Instructions to follow: Could you repeat the records below exactly, leaving out any pictures?

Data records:
========================================================================

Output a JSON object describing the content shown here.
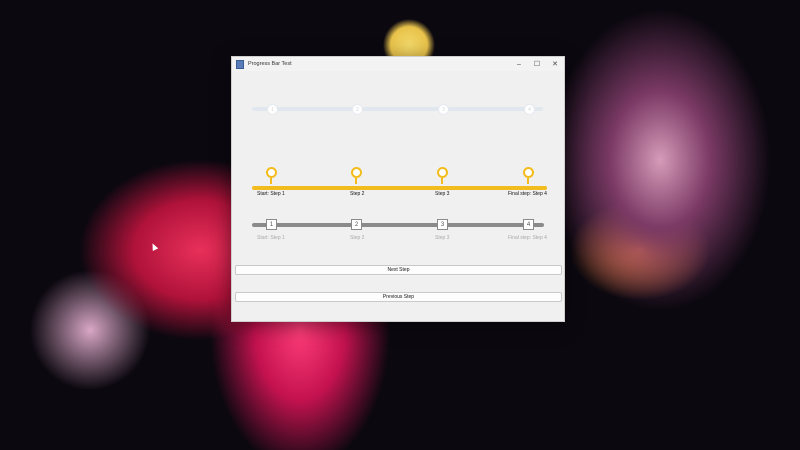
{
  "window": {
    "title": "Progress Bar Test",
    "minimize": "–",
    "maximize": "☐",
    "close": "✕"
  },
  "progress_bar_1": {
    "step_numbers": [
      "1",
      "2",
      "3",
      "4"
    ]
  },
  "progress_bar_2": {
    "labels": [
      "Start: Step 1",
      "Step 2",
      "Step 3",
      "Final step: Step 4"
    ]
  },
  "progress_bar_3": {
    "step_numbers": [
      "1",
      "2",
      "3",
      "4"
    ],
    "labels": [
      "Start: Step 1",
      "Step 2",
      "Step 3",
      "Final step: Step 4"
    ]
  },
  "buttons": {
    "next": "Next Step",
    "previous": "Previous Step"
  },
  "colors": {
    "gold": "#f3bc1d",
    "gray": "#8a8a8a",
    "faded": "#e1e7ee"
  }
}
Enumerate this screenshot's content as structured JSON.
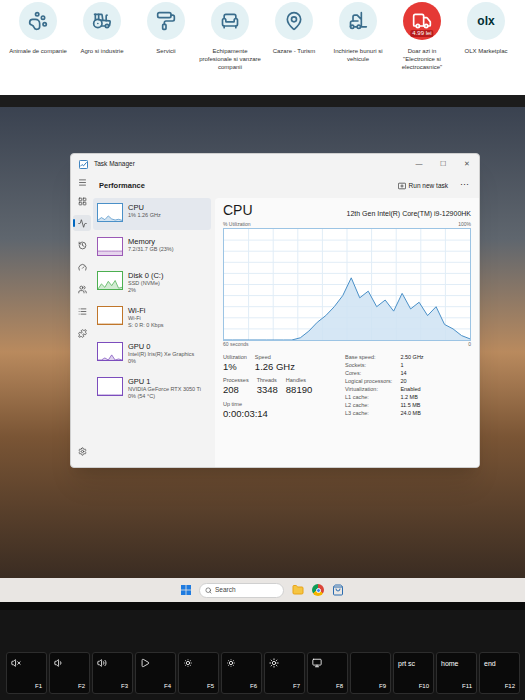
{
  "categories": [
    {
      "label": "Animale de companie",
      "kind": "pets"
    },
    {
      "label": "Agro si industrie",
      "kind": "agro"
    },
    {
      "label": "Servicii",
      "kind": "services"
    },
    {
      "label": "Echipamente profesionale si vanzare companii",
      "kind": "equipment"
    },
    {
      "label": "Cazare - Turism",
      "kind": "travel"
    },
    {
      "label": "Inchiriere bunuri si vehicule",
      "kind": "rental"
    },
    {
      "label": "Doar azi in \"Electronice si electrocasnice\"",
      "kind": "deal",
      "badge": "4.99 lei"
    },
    {
      "label": "OLX Marketplac",
      "kind": "logo",
      "logo": "olx"
    }
  ],
  "window": {
    "title": "Task Manager",
    "controls": [
      "—",
      "☐",
      "✕"
    ]
  },
  "nav": [
    {
      "kind": "processes",
      "selected": false
    },
    {
      "kind": "performance",
      "selected": true
    },
    {
      "kind": "history",
      "selected": false
    },
    {
      "kind": "startup",
      "selected": false
    },
    {
      "kind": "users",
      "selected": false
    },
    {
      "kind": "details",
      "selected": false
    },
    {
      "kind": "services",
      "selected": false
    }
  ],
  "nav_bottom": {
    "kind": "settings",
    "selected": false
  },
  "header": {
    "title": "Performance",
    "run_new_task": "Run new task",
    "more": "⋯"
  },
  "resources": [
    {
      "name": "CPU",
      "lines": [
        "1% 1.26 GHz"
      ],
      "selected": true,
      "color": "#4a90c8",
      "graph": [
        5,
        20,
        8,
        30,
        12,
        6,
        10,
        4
      ]
    },
    {
      "name": "Memory",
      "lines": [
        "7.2/31.7 GB (23%)"
      ],
      "selected": false,
      "color": "#9b59b6",
      "graph": [
        23,
        23,
        23,
        23,
        23,
        23,
        23,
        23
      ]
    },
    {
      "name": "Disk 0 (C:)",
      "lines": [
        "SSD (NVMe)",
        "2%"
      ],
      "selected": false,
      "color": "#4caf50",
      "graph": [
        0,
        30,
        10,
        45,
        20,
        50,
        5,
        10
      ]
    },
    {
      "name": "Wi-Fi",
      "lines": [
        "Wi-Fi",
        "S: 0 R: 0 Kbps"
      ],
      "selected": false,
      "color": "#c0762a",
      "graph": [
        0,
        0,
        0,
        0,
        0,
        0,
        0,
        0
      ]
    },
    {
      "name": "GPU 0",
      "lines": [
        "Intel(R) Iris(R) Xe Graphics",
        "0%"
      ],
      "selected": false,
      "color": "#7c4dbd",
      "graph": [
        0,
        0,
        12,
        0,
        30,
        0,
        6,
        0
      ]
    },
    {
      "name": "GPU 1",
      "lines": [
        "NVIDIA GeForce RTX 3050 Ti",
        "0% (54 °C)"
      ],
      "selected": false,
      "color": "#7c4dbd",
      "graph": [
        0,
        0,
        0,
        0,
        0,
        0,
        0,
        0
      ]
    }
  ],
  "detail": {
    "title": "CPU",
    "model": "12th Gen Intel(R) Core(TM) i9-12900HK",
    "axis_label": "% Utilization",
    "axis_max": "100%",
    "axis_time": "60 seconds",
    "axis_min": "0",
    "series": [
      0,
      0,
      0,
      0,
      0,
      0,
      0,
      0,
      0,
      2,
      8,
      16,
      22,
      30,
      40,
      56,
      38,
      44,
      30,
      36,
      26,
      42,
      28,
      34,
      22,
      30,
      14,
      10,
      4,
      1
    ]
  },
  "stats": [
    [
      {
        "label": "Utilization",
        "value": "1%"
      },
      {
        "label": "Speed",
        "value": "1.26 GHz"
      }
    ],
    [
      {
        "label": "Processes",
        "value": "208"
      },
      {
        "label": "Threads",
        "value": "3348"
      },
      {
        "label": "Handles",
        "value": "88190"
      }
    ],
    [
      {
        "label": "Up time",
        "value": "0:00:03:14"
      }
    ]
  ],
  "specs": [
    {
      "label": "Base speed:",
      "value": "2.50 GHz"
    },
    {
      "label": "Sockets:",
      "value": "1"
    },
    {
      "label": "Cores:",
      "value": "14"
    },
    {
      "label": "Logical processors:",
      "value": "20"
    },
    {
      "label": "Virtualization:",
      "value": "Enabled"
    },
    {
      "label": "L1 cache:",
      "value": "1.2 MB"
    },
    {
      "label": "L2 cache:",
      "value": "11.5 MB"
    },
    {
      "label": "L3 cache:",
      "value": "24.0 MB"
    }
  ],
  "taskbar": {
    "search": "Search",
    "apps": [
      {
        "kind": "folder"
      },
      {
        "kind": "chrome"
      },
      {
        "kind": "store"
      }
    ]
  },
  "keys": [
    {
      "label": "F1",
      "kind": "mute"
    },
    {
      "label": "F2",
      "kind": "vol-down"
    },
    {
      "label": "F3",
      "kind": "vol-up"
    },
    {
      "label": "F4",
      "kind": "play-pause"
    },
    {
      "label": "F5",
      "kind": "brightness-down"
    },
    {
      "label": "F6",
      "kind": "brightness-up"
    },
    {
      "label": "F7",
      "kind": "sun"
    },
    {
      "label": "F8",
      "kind": "display"
    },
    {
      "label": "F9",
      "kind": "none"
    },
    {
      "label": "F10",
      "kind": "text",
      "top": "prt sc"
    },
    {
      "label": "F11",
      "kind": "text",
      "top": "home"
    },
    {
      "label": "F12",
      "kind": "text",
      "top": "end"
    }
  ]
}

========================================================================

Result:
Output a JSON object describing the content shown here.
{
  "window": {
    "title": "Progress Bar Test",
    "minimize": "–",
    "maximize": "☐",
    "close": "✕"
  },
  "progress_bar_1": {
    "step_numbers": [
      "1",
      "2",
      "3",
      "4"
    ]
  },
  "progress_bar_2": {
    "labels": [
      "Start: Step 1",
      "Step 2",
      "Step 3",
      "Final step: Step 4"
    ]
  },
  "progress_bar_3": {
    "step_numbers": [
      "1",
      "2",
      "3",
      "4"
    ],
    "labels": [
      "Start: Step 1",
      "Step 2",
      "Step 3",
      "Final step: Step 4"
    ]
  },
  "buttons": {
    "next": "Next Step",
    "previous": "Previous Step"
  },
  "colors": {
    "gold": "#f3bc1d",
    "gray": "#8a8a8a",
    "faded": "#e1e7ee"
  }
}
Enumerate this screenshot's content as structured JSON.
{
  "categories": [
    {
      "label": "Animale de companie",
      "kind": "pets"
    },
    {
      "label": "Agro si industrie",
      "kind": "agro"
    },
    {
      "label": "Servicii",
      "kind": "services"
    },
    {
      "label": "Echipamente profesionale si vanzare companii",
      "kind": "equipment"
    },
    {
      "label": "Cazare - Turism",
      "kind": "travel"
    },
    {
      "label": "Inchiriere bunuri si vehicule",
      "kind": "rental"
    },
    {
      "label": "Doar azi in \"Electronice si electrocasnice\"",
      "kind": "deal",
      "badge": "4.99 lei"
    },
    {
      "label": "OLX Marketplac",
      "kind": "logo",
      "logo": "olx"
    }
  ],
  "window": {
    "title": "Task Manager",
    "controls": [
      "—",
      "☐",
      "✕"
    ]
  },
  "nav": [
    {
      "kind": "processes",
      "selected": false
    },
    {
      "kind": "performance",
      "selected": true
    },
    {
      "kind": "history",
      "selected": false
    },
    {
      "kind": "startup",
      "selected": false
    },
    {
      "kind": "users",
      "selected": false
    },
    {
      "kind": "details",
      "selected": false
    },
    {
      "kind": "services",
      "selected": false
    }
  ],
  "nav_bottom": {
    "kind": "settings",
    "selected": false
  },
  "header": {
    "title": "Performance",
    "run_new_task": "Run new task",
    "more": "⋯"
  },
  "resources": [
    {
      "name": "CPU",
      "lines": [
        "1% 1.26 GHz"
      ],
      "selected": true,
      "color": "#4a90c8",
      "graph": [
        5,
        20,
        8,
        30,
        12,
        6,
        10,
        4
      ]
    },
    {
      "name": "Memory",
      "lines": [
        "7.2/31.7 GB (23%)"
      ],
      "selected": false,
      "color": "#9b59b6",
      "graph": [
        23,
        23,
        23,
        23,
        23,
        23,
        23,
        23
      ]
    },
    {
      "name": "Disk 0 (C:)",
      "lines": [
        "SSD (NVMe)",
        "2%"
      ],
      "selected": false,
      "color": "#4caf50",
      "graph": [
        0,
        30,
        10,
        45,
        20,
        50,
        5,
        10
      ]
    },
    {
      "name": "Wi-Fi",
      "lines": [
        "Wi-Fi",
        "S: 0 R: 0 Kbps"
      ],
      "selected": false,
      "color": "#c0762a",
      "graph": [
        0,
        0,
        0,
        0,
        0,
        0,
        0,
        0
      ]
    },
    {
      "name": "GPU 0",
      "lines": [
        "Intel(R) Iris(R) Xe Graphics",
        "0%"
      ],
      "selected": false,
      "color": "#7c4dbd",
      "graph": [
        0,
        0,
        12,
        0,
        30,
        0,
        6,
        0
      ]
    },
    {
      "name": "GPU 1",
      "lines": [
        "NVIDIA GeForce RTX 3050 Ti",
        "0% (54 °C)"
      ],
      "selected": false,
      "color": "#7c4dbd",
      "graph": [
        0,
        0,
        0,
        0,
        0,
        0,
        0,
        0
      ]
    }
  ],
  "detail": {
    "title": "CPU",
    "model": "12th Gen Intel(R) Core(TM) i9-12900HK",
    "axis_label": "% Utilization",
    "axis_max": "100%",
    "axis_time": "60 seconds",
    "axis_min": "0",
    "series": [
      0,
      0,
      0,
      0,
      0,
      0,
      0,
      0,
      0,
      2,
      8,
      16,
      22,
      30,
      40,
      56,
      38,
      44,
      30,
      36,
      26,
      42,
      28,
      34,
      22,
      30,
      14,
      10,
      4,
      1
    ]
  },
  "stats": [
    [
      {
        "label": "Utilization",
        "value": "1%"
      },
      {
        "label": "Speed",
        "value": "1.26 GHz"
      }
    ],
    [
      {
        "label": "Processes",
        "value": "208"
      },
      {
        "label": "Threads",
        "value": "3348"
      },
      {
        "label": "Handles",
        "value": "88190"
      }
    ],
    [
      {
        "label": "Up time",
        "value": "0:00:03:14"
      }
    ]
  ],
  "specs": [
    {
      "label": "Base speed:",
      "value": "2.50 GHz"
    },
    {
      "label": "Sockets:",
      "value": "1"
    },
    {
      "label": "Cores:",
      "value": "14"
    },
    {
      "label": "Logical processors:",
      "value": "20"
    },
    {
      "label": "Virtualization:",
      "value": "Enabled"
    },
    {
      "label": "L1 cache:",
      "value": "1.2 MB"
    },
    {
      "label": "L2 cache:",
      "value": "11.5 MB"
    },
    {
      "label": "L3 cache:",
      "value": "24.0 MB"
    }
  ],
  "taskbar": {
    "search": "Search",
    "apps": [
      {
        "kind": "folder"
      },
      {
        "kind": "chrome"
      },
      {
        "kind": "store"
      }
    ]
  },
  "keys": [
    {
      "label": "F1",
      "kind": "mute"
    },
    {
      "label": "F2",
      "kind": "vol-down"
    },
    {
      "label": "F3",
      "kind": "vol-up"
    },
    {
      "label": "F4",
      "kind": "play-pause"
    },
    {
      "label": "F5",
      "kind": "brightness-down"
    },
    {
      "label": "F6",
      "kind": "brightness-up"
    },
    {
      "label": "F7",
      "kind": "sun"
    },
    {
      "label": "F8",
      "kind": "display"
    },
    {
      "label": "F9",
      "kind": "none"
    },
    {
      "label": "F10",
      "kind": "text",
      "top": "prt sc"
    },
    {
      "label": "F11",
      "kind": "text",
      "top": "home"
    },
    {
      "label": "F12",
      "kind": "text",
      "top": "end"
    }
  ]
}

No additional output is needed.